__Task__
Copy out each line of the material below with no changes.

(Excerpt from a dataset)
----------

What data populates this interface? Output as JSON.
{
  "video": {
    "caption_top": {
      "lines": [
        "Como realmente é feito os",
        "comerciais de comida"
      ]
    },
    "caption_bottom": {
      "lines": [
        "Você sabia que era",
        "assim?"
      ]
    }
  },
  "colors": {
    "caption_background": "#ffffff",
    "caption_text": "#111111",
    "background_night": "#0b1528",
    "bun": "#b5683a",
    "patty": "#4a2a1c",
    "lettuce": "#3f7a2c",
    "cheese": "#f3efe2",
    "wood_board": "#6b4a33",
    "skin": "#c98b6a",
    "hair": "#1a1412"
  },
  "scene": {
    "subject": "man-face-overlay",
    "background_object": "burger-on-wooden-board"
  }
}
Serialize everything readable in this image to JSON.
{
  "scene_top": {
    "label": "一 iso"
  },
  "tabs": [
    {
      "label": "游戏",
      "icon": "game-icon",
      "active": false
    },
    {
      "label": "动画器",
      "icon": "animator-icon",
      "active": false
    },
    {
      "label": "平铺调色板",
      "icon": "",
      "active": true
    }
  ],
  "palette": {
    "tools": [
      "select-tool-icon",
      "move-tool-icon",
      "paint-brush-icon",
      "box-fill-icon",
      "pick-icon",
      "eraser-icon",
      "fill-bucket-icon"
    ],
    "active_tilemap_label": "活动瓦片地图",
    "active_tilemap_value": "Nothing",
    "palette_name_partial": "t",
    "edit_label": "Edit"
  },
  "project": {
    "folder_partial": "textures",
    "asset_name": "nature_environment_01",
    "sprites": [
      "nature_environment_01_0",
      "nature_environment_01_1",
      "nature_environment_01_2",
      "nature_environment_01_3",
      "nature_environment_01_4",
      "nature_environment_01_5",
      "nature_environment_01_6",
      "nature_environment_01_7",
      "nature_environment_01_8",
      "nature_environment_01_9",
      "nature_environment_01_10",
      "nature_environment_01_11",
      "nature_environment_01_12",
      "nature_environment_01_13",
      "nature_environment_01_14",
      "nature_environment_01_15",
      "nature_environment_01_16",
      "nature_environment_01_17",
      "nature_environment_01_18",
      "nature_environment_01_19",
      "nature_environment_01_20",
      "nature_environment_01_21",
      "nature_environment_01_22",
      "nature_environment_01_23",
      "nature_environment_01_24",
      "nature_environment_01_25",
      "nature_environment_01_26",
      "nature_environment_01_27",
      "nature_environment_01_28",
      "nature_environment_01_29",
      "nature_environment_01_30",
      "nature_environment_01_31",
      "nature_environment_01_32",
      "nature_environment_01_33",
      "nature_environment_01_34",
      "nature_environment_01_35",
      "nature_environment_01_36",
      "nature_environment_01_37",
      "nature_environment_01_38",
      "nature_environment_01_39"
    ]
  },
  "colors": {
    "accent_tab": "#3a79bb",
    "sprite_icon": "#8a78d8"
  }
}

----------

__Answer to the problem__
What data populates this interface? Output as JSON.
{
  "video": {
    "caption_top": {
      "lines": [
        "Como realmente é feito os",
        "comerciais de comida"
      ]
    },
    "caption_bottom": {
      "lines": [
        "Você sabia que era",
        "assim?"
      ]
    }
  },
  "colors": {
    "caption_background": "#ffffff",
    "caption_text": "#111111",
    "background_night": "#0b1528",
    "bun": "#b5683a",
    "patty": "#4a2a1c",
    "lettuce": "#3f7a2c",
    "cheese": "#f3efe2",
    "wood_board": "#6b4a33",
    "skin": "#c98b6a",
    "hair": "#1a1412"
  },
  "scene": {
    "subject": "man-face-overlay",
    "background_object": "burger-on-wooden-board"
  }
}
Serialize everything readable in this image to JSON.
{
  "scene_top": {
    "label": "一 iso"
  },
  "tabs": [
    {
      "label": "游戏",
      "icon": "game-icon",
      "active": false
    },
    {
      "label": "动画器",
      "icon": "animator-icon",
      "active": false
    },
    {
      "label": "平铺调色板",
      "icon": "",
      "active": true
    }
  ],
  "palette": {
    "tools": [
      "select-tool-icon",
      "move-tool-icon",
      "paint-brush-icon",
      "box-fill-icon",
      "pick-icon",
      "eraser-icon",
      "fill-bucket-icon"
    ],
    "active_tilemap_label": "活动瓦片地图",
    "active_tilemap_value": "Nothing",
    "palette_name_partial": "t",
    "edit_label": "Edit"
  },
  "project": {
    "folder_partial": "textures",
    "asset_name": "nature_environment_01",
    "sprites": [
      "nature_environment_01_0",
      "nature_environment_01_1",
      "nature_environment_01_2",
      "nature_environment_01_3",
      "nature_environment_01_4",
      "nature_environment_01_5",
      "nature_environment_01_6",
      "nature_environment_01_7",
      "nature_environment_01_8",
      "nature_environment_01_9",
      "nature_environment_01_10",
      "nature_environment_01_11",
      "nature_environment_01_12",
      "nature_environment_01_13",
      "nature_environment_01_14",
      "nature_environment_01_15",
      "nature_environment_01_16",
      "nature_environment_01_17",
      "nature_environment_01_18",
      "nature_environment_01_19",
      "nature_environment_01_20",
      "nature_environment_01_21",
      "nature_environment_01_22",
      "nature_environment_01_23",
      "nature_environment_01_24",
      "nature_environment_01_25",
      "nature_environment_01_26",
      "nature_environment_01_27",
      "nature_environment_01_28",
      "nature_environment_01_29",
      "nature_environment_01_30",
      "nature_environment_01_31",
      "nature_environment_01_32",
      "nature_environment_01_33",
      "nature_environment_01_34",
      "nature_environment_01_35",
      "nature_environment_01_36",
      "nature_environment_01_37",
      "nature_environment_01_38",
      "nature_environment_01_39"
    ]
  },
  "colors": {
    "accent_tab": "#3a79bb",
    "sprite_icon": "#8a78d8"
  }
}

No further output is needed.